**GOAL**
Begin at the line that has "find all labels, buttons, inputs, and" and stop after the line that has "scatter-point (373, 581, 376, 583)", giving those lines again with "y-tick-label" switched to "tick-label" and everything else unchanged. Leave the pictures out.

**PROVIDED ENTRIES**
* * * *
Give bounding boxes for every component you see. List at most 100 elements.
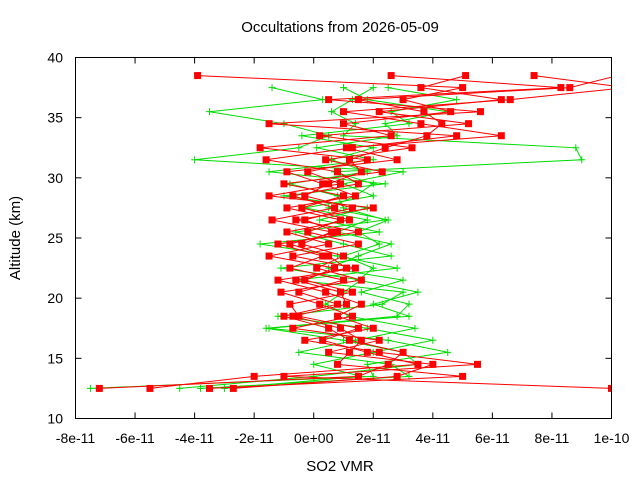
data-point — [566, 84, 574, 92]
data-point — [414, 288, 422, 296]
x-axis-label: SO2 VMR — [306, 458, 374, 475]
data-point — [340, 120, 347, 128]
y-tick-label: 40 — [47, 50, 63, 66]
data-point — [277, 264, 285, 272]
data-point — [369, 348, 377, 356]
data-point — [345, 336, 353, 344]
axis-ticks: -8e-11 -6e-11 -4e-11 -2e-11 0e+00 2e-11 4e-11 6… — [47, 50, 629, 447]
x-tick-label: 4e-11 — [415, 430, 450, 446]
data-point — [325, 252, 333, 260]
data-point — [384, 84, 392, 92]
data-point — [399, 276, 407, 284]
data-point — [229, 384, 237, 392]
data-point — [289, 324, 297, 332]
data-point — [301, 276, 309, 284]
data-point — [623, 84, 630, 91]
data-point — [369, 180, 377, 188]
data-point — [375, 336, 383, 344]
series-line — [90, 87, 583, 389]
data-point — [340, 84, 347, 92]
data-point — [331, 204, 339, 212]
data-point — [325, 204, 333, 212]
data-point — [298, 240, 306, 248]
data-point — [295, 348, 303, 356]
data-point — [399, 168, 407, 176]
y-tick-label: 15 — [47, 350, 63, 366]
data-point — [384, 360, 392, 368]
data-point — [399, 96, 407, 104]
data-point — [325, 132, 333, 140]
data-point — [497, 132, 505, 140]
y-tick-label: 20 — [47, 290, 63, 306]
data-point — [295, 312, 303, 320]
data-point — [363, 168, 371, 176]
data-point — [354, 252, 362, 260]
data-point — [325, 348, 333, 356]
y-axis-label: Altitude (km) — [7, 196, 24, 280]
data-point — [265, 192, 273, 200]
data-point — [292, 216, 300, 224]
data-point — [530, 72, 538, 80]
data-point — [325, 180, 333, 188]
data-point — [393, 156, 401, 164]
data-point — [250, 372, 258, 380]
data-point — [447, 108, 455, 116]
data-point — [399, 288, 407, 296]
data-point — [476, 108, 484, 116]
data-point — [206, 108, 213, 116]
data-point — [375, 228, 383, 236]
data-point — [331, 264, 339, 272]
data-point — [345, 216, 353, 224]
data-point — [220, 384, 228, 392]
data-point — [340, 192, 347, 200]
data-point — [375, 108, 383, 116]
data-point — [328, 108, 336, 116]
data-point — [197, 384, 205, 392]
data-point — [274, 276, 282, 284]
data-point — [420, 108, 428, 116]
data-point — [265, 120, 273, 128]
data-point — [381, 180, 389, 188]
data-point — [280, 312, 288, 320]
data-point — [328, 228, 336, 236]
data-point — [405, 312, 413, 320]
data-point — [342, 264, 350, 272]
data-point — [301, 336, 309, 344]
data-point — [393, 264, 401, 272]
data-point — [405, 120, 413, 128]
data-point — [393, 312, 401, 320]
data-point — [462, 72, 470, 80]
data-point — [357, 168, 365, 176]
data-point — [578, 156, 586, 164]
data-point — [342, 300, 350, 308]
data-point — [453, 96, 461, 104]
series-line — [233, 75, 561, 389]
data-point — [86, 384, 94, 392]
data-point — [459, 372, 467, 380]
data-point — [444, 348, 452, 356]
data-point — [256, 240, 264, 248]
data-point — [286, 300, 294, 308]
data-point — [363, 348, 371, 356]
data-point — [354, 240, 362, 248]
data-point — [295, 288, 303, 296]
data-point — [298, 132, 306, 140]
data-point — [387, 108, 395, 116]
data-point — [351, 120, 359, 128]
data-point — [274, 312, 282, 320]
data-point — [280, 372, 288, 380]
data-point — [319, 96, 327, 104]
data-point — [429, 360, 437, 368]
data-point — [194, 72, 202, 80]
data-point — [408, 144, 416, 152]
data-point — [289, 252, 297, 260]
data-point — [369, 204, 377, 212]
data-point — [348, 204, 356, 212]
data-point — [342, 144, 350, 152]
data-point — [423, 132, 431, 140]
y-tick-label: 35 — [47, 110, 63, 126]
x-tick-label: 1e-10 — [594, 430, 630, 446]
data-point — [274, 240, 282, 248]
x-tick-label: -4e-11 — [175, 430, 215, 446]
* * * *
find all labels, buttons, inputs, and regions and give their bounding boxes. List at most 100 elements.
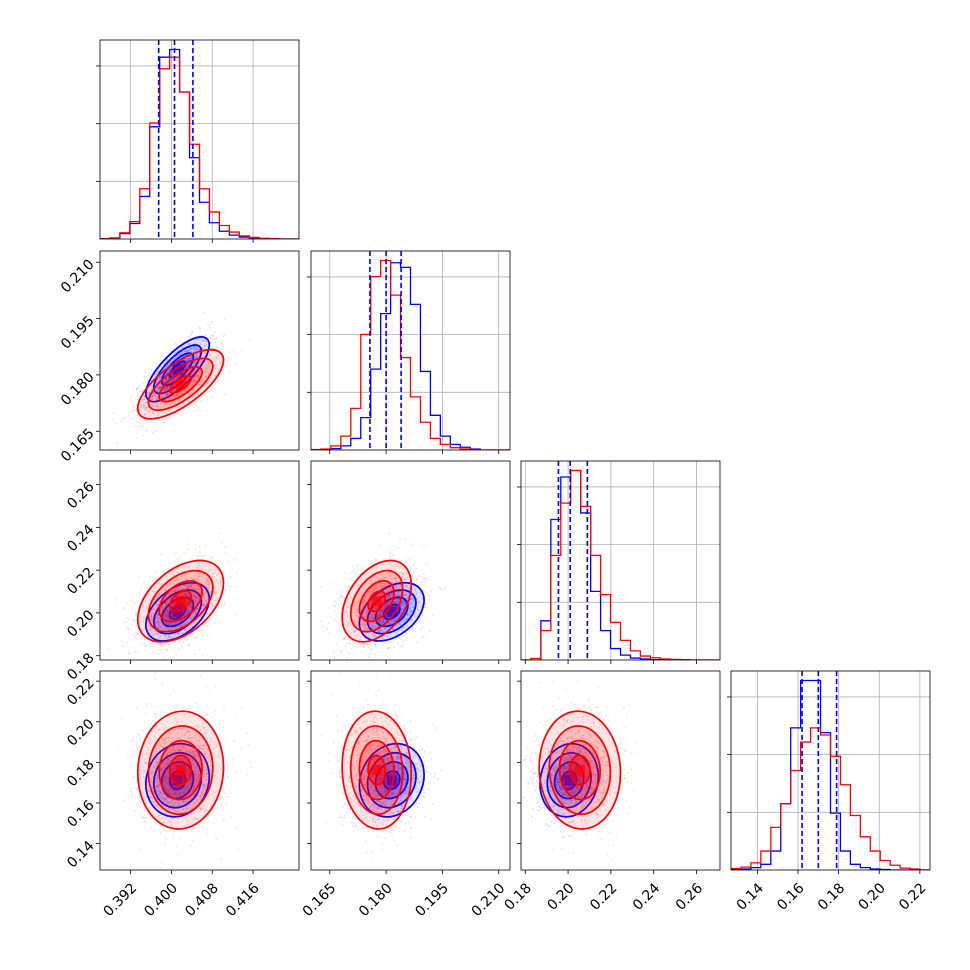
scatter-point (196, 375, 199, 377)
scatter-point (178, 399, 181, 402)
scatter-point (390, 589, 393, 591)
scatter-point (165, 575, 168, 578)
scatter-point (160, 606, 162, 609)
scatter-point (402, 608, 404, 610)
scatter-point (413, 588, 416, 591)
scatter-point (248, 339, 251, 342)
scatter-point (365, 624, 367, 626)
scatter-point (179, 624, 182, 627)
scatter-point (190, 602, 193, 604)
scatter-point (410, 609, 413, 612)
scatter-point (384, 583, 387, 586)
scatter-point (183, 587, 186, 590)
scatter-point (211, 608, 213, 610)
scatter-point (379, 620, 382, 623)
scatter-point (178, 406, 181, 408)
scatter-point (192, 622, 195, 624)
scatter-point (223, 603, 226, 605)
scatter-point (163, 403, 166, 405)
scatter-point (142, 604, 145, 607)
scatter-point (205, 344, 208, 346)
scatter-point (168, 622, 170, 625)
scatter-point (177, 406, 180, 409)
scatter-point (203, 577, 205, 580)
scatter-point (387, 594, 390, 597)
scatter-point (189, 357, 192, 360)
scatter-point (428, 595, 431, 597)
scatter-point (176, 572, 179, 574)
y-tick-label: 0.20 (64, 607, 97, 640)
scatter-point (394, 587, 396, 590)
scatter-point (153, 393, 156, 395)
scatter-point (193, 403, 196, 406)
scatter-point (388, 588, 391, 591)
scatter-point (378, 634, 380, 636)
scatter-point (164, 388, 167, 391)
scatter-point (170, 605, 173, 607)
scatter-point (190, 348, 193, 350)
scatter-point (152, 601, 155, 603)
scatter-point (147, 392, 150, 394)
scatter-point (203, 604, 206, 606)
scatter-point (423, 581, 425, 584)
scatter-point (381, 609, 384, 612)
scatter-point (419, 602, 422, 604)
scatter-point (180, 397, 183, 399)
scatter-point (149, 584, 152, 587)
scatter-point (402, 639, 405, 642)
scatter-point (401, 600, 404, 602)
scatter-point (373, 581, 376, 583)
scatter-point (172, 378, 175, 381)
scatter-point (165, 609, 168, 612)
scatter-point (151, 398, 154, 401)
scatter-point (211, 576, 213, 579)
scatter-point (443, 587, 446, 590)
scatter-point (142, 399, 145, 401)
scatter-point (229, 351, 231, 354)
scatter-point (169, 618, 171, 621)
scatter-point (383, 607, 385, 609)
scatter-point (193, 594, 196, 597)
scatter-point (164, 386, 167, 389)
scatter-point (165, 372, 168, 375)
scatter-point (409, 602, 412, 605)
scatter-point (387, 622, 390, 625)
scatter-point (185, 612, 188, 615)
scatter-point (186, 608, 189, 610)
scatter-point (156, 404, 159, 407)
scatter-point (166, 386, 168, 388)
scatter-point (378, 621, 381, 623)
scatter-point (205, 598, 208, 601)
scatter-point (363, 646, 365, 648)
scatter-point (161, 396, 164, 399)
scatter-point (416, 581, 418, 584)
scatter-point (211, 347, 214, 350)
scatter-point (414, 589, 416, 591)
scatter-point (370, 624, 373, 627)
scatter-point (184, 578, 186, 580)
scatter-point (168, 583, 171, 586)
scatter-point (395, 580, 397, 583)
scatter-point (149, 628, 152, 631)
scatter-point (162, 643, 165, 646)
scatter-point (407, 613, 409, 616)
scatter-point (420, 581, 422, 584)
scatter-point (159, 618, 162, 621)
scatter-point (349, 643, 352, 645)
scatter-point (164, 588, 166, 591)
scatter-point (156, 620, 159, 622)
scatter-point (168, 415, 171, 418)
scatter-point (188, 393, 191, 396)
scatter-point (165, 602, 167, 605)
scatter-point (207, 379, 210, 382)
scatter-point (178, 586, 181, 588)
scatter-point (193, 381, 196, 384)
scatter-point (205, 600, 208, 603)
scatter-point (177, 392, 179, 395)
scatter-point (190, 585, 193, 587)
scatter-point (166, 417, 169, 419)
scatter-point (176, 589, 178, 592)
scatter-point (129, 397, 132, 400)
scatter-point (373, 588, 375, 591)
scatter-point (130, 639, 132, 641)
* * * *
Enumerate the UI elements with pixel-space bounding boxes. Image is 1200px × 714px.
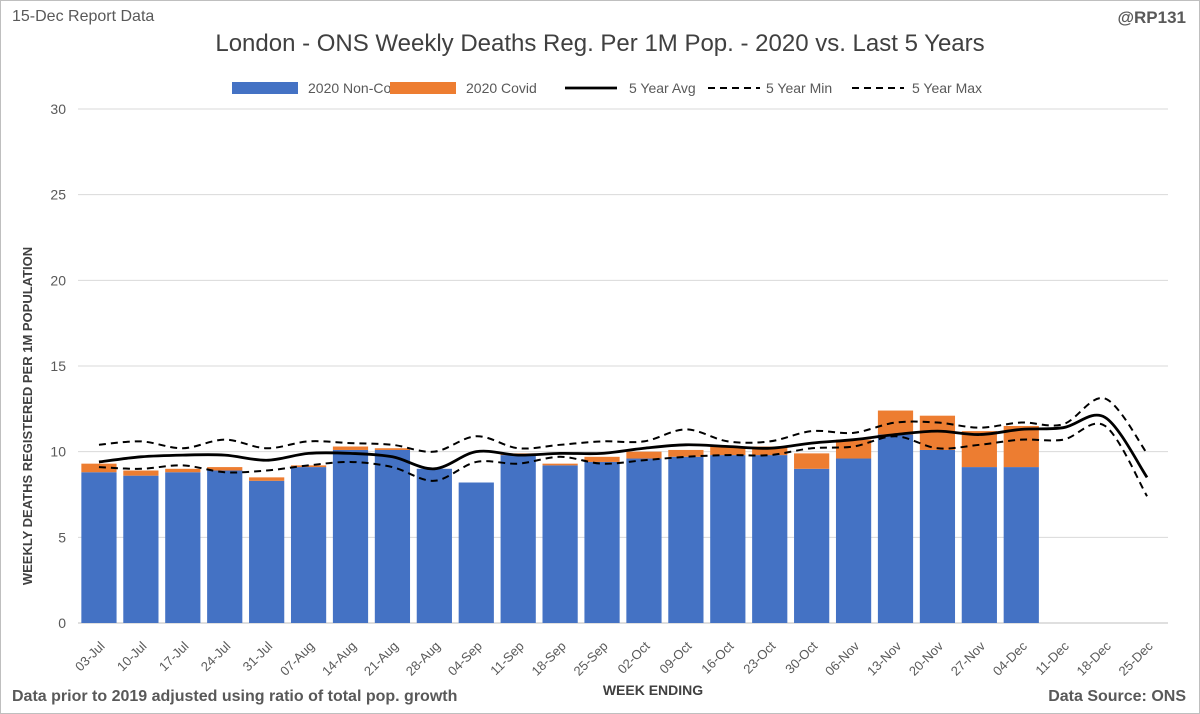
* * * *
**TASK RESPONSE**
find all labels, buttons, inputs, and regions and give their bounding boxes. List at most 100 elements.
scatter-point (196, 375, 199, 377)
scatter-point (178, 399, 181, 402)
scatter-point (390, 589, 393, 591)
scatter-point (165, 575, 168, 578)
scatter-point (160, 606, 162, 609)
scatter-point (402, 608, 404, 610)
scatter-point (413, 588, 416, 591)
scatter-point (248, 339, 251, 342)
scatter-point (365, 624, 367, 626)
scatter-point (179, 624, 182, 627)
scatter-point (190, 602, 193, 604)
scatter-point (410, 609, 413, 612)
scatter-point (384, 583, 387, 586)
scatter-point (183, 587, 186, 590)
scatter-point (211, 608, 213, 610)
scatter-point (379, 620, 382, 623)
scatter-point (178, 406, 181, 408)
scatter-point (192, 622, 195, 624)
scatter-point (223, 603, 226, 605)
scatter-point (163, 403, 166, 405)
scatter-point (142, 604, 145, 607)
scatter-point (205, 344, 208, 346)
scatter-point (168, 622, 170, 625)
scatter-point (177, 406, 180, 409)
scatter-point (203, 577, 205, 580)
scatter-point (387, 594, 390, 597)
scatter-point (189, 357, 192, 360)
scatter-point (428, 595, 431, 597)
scatter-point (176, 572, 179, 574)
tick-label: 0.20 (64, 607, 97, 640)
scatter-point (394, 587, 396, 590)
scatter-point (153, 393, 156, 395)
scatter-point (193, 403, 196, 406)
scatter-point (388, 588, 391, 591)
scatter-point (378, 634, 380, 636)
scatter-point (164, 388, 167, 391)
scatter-point (170, 605, 173, 607)
scatter-point (190, 348, 193, 350)
scatter-point (152, 601, 155, 603)
scatter-point (147, 392, 150, 394)
scatter-point (203, 604, 206, 606)
scatter-point (423, 581, 425, 584)
scatter-point (381, 609, 384, 612)
scatter-point (419, 602, 422, 604)
scatter-point (180, 397, 183, 399)
scatter-point (149, 584, 152, 587)
scatter-point (402, 639, 405, 642)
scatter-point (401, 600, 404, 602)
scatter-point (373, 581, 376, 583)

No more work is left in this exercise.